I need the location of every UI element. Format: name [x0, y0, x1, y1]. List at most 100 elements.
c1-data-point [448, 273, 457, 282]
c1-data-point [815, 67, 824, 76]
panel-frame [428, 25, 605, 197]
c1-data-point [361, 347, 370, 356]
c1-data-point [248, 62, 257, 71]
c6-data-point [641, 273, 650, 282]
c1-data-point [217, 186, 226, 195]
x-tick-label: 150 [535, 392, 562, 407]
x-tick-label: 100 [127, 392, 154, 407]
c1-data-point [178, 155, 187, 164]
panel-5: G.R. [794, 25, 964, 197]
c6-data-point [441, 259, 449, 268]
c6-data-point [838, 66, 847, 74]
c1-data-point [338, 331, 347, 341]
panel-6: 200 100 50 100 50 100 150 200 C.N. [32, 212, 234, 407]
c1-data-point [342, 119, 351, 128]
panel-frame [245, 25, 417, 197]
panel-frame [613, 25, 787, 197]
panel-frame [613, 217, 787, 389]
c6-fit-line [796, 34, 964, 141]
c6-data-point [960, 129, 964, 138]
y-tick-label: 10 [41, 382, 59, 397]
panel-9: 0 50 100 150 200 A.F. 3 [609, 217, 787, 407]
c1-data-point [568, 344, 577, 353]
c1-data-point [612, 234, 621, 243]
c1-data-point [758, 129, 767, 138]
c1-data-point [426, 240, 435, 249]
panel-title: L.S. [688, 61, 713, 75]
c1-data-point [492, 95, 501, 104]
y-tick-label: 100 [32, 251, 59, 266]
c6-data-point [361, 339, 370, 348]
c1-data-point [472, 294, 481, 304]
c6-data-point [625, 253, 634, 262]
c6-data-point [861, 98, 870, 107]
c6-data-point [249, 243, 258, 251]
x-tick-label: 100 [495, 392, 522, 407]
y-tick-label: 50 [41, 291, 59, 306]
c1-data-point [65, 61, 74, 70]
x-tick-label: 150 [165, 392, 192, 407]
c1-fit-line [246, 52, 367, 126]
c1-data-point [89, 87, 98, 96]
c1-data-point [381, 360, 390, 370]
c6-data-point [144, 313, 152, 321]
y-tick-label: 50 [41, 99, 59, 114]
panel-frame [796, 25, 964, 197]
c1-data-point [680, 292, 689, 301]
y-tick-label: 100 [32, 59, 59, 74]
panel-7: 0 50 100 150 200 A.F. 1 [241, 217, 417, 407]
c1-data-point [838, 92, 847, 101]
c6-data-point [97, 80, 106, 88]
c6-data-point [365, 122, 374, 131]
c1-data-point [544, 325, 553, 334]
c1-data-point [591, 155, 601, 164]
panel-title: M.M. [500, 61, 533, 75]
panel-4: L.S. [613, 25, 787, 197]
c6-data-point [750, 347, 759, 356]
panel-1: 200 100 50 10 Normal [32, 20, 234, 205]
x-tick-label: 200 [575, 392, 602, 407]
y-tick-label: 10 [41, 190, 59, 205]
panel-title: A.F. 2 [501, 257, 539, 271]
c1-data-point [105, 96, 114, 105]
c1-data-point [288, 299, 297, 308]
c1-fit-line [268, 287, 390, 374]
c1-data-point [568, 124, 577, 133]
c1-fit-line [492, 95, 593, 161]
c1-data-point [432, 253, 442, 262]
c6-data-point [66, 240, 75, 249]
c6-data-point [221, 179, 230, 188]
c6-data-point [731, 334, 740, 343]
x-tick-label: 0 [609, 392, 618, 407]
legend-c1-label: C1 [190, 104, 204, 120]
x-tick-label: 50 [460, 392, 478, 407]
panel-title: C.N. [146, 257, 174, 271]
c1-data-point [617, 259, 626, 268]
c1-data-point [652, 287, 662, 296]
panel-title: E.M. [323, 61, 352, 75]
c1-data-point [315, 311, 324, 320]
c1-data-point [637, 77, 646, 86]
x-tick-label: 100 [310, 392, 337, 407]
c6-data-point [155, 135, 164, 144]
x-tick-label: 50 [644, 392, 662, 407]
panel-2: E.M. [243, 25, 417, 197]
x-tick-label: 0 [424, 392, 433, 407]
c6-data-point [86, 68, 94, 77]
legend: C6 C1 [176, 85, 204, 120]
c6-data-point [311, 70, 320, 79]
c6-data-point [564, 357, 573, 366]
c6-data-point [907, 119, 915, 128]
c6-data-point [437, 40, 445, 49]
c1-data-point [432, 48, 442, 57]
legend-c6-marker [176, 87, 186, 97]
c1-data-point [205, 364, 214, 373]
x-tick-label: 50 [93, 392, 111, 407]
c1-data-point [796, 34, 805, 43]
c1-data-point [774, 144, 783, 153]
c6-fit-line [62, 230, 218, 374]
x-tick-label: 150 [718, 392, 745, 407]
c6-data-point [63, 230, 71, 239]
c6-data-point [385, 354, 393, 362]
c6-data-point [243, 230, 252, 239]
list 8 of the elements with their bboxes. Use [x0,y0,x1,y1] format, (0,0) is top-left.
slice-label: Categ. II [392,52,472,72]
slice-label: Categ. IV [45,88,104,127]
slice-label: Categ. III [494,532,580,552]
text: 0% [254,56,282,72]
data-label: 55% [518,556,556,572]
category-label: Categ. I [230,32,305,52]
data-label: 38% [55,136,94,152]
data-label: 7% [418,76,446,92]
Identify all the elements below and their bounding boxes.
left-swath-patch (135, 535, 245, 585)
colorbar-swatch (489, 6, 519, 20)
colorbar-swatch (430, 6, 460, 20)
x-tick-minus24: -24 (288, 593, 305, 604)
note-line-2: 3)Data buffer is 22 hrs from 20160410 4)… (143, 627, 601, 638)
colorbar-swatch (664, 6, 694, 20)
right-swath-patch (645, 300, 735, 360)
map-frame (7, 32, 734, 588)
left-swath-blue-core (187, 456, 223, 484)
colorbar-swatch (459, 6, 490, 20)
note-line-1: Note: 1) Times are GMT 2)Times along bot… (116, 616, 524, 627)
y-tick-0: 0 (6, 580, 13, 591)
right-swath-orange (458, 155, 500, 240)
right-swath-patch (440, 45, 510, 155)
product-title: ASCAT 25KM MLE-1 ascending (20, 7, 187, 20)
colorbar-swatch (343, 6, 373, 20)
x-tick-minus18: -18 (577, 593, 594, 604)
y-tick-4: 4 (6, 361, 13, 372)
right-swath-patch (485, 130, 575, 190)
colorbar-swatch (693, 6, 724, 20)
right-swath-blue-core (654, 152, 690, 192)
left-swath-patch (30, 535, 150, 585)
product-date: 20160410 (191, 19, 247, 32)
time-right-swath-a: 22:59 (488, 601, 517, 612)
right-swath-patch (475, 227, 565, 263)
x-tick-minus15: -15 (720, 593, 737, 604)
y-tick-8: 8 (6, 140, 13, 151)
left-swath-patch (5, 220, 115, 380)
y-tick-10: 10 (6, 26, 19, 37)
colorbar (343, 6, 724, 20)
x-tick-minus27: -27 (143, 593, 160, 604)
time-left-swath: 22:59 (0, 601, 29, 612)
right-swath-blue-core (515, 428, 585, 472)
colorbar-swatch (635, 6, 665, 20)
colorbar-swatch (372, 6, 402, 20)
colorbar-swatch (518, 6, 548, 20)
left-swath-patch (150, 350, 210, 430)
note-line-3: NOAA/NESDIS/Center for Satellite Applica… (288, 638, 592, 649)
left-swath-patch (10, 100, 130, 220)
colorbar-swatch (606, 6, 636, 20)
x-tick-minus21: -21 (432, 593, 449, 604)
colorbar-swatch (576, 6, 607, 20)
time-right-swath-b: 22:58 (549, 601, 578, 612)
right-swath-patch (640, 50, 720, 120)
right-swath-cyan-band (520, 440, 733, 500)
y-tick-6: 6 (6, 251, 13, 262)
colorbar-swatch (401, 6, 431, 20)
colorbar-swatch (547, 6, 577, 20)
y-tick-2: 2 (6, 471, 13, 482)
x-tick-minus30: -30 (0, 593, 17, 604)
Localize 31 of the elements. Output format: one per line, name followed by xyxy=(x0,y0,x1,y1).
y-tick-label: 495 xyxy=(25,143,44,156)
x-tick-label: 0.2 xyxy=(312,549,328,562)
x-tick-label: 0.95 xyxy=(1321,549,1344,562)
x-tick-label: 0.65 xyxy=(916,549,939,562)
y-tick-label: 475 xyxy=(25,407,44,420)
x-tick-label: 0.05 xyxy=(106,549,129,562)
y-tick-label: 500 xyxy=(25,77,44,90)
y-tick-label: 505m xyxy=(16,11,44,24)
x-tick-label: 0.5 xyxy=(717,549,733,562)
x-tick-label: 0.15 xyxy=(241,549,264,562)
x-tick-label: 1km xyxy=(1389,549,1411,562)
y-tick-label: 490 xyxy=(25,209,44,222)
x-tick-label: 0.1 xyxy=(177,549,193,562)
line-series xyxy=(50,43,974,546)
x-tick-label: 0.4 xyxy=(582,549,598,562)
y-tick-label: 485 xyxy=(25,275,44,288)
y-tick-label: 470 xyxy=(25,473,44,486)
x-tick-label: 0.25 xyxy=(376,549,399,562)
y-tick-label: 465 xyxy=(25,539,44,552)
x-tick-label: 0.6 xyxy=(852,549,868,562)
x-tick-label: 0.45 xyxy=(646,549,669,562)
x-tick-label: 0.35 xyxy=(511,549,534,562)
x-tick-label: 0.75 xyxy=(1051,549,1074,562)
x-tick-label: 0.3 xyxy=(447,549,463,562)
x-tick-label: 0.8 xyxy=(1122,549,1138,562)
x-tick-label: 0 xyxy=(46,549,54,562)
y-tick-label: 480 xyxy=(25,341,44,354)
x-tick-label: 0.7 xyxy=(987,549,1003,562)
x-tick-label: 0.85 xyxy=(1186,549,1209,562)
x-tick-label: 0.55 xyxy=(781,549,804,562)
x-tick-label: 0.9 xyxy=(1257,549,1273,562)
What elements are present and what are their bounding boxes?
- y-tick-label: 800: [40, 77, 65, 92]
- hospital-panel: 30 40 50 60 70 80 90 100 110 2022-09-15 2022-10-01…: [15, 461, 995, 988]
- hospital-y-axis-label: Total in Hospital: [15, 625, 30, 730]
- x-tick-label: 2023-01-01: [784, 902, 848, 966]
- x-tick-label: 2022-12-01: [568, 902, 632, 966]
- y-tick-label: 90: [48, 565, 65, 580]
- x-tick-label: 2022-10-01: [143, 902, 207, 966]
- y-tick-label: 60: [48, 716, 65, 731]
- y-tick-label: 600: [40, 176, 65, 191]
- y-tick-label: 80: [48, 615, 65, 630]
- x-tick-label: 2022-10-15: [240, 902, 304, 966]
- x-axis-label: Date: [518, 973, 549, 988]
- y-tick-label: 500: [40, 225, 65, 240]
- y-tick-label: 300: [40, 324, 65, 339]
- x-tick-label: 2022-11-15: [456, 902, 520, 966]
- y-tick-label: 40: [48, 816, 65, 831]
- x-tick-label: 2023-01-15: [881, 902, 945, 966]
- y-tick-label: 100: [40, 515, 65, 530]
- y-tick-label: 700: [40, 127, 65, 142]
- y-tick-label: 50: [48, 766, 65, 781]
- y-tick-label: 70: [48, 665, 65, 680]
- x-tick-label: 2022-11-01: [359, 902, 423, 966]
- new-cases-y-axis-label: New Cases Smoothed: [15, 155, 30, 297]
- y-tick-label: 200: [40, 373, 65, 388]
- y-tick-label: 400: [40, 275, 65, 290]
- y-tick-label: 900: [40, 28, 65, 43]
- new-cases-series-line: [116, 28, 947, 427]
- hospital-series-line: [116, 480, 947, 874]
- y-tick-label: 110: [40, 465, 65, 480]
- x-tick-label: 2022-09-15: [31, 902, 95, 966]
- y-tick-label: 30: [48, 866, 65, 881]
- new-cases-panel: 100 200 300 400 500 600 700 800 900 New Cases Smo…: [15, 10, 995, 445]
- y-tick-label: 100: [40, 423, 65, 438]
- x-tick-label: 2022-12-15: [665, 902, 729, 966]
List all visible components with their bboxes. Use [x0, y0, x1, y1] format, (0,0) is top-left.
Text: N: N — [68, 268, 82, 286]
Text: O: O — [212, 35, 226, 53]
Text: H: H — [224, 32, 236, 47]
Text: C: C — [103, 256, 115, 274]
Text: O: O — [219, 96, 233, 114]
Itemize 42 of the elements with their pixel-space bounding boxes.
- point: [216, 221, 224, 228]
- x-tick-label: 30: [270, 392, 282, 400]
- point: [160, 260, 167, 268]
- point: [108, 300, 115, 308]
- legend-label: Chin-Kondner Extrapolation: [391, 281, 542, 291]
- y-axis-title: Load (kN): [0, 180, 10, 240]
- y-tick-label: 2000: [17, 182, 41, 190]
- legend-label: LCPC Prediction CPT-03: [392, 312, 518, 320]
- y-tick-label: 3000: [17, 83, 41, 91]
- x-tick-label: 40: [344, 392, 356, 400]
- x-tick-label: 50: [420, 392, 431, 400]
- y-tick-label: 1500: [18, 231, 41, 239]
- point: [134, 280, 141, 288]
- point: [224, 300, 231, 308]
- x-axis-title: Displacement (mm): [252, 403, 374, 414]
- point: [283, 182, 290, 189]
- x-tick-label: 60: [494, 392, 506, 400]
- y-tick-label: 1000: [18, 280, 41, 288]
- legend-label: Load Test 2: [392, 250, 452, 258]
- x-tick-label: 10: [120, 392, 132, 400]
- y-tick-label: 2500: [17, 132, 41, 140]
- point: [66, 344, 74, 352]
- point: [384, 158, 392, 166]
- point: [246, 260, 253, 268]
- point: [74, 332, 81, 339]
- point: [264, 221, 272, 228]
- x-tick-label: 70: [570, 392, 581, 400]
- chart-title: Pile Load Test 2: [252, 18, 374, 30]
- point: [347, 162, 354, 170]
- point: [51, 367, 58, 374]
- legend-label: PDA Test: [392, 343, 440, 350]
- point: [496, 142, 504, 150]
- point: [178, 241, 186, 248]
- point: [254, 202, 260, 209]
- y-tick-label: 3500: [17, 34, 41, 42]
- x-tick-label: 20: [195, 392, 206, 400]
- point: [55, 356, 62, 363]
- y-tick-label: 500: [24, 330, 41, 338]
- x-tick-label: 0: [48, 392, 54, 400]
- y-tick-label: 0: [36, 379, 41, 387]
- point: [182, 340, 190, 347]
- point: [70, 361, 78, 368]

▶ **Given exercise**: Reproduce the listing word for word, from its first line through the line containing "panel-5: G.R. [794, 25, 964, 197]", with both of those lines included.

▶ **Completed task**:
I need the location of every UI element. Format: name [x0, y0, x1, y1]. List at most 100 elements.
c1-data-point [448, 273, 457, 282]
c1-data-point [815, 67, 824, 76]
panel-frame [428, 25, 605, 197]
c1-data-point [361, 347, 370, 356]
c1-data-point [248, 62, 257, 71]
c6-data-point [641, 273, 650, 282]
c1-data-point [217, 186, 226, 195]
x-tick-label: 150 [535, 392, 562, 407]
x-tick-label: 100 [127, 392, 154, 407]
c1-data-point [178, 155, 187, 164]
panel-5: G.R. [794, 25, 964, 197]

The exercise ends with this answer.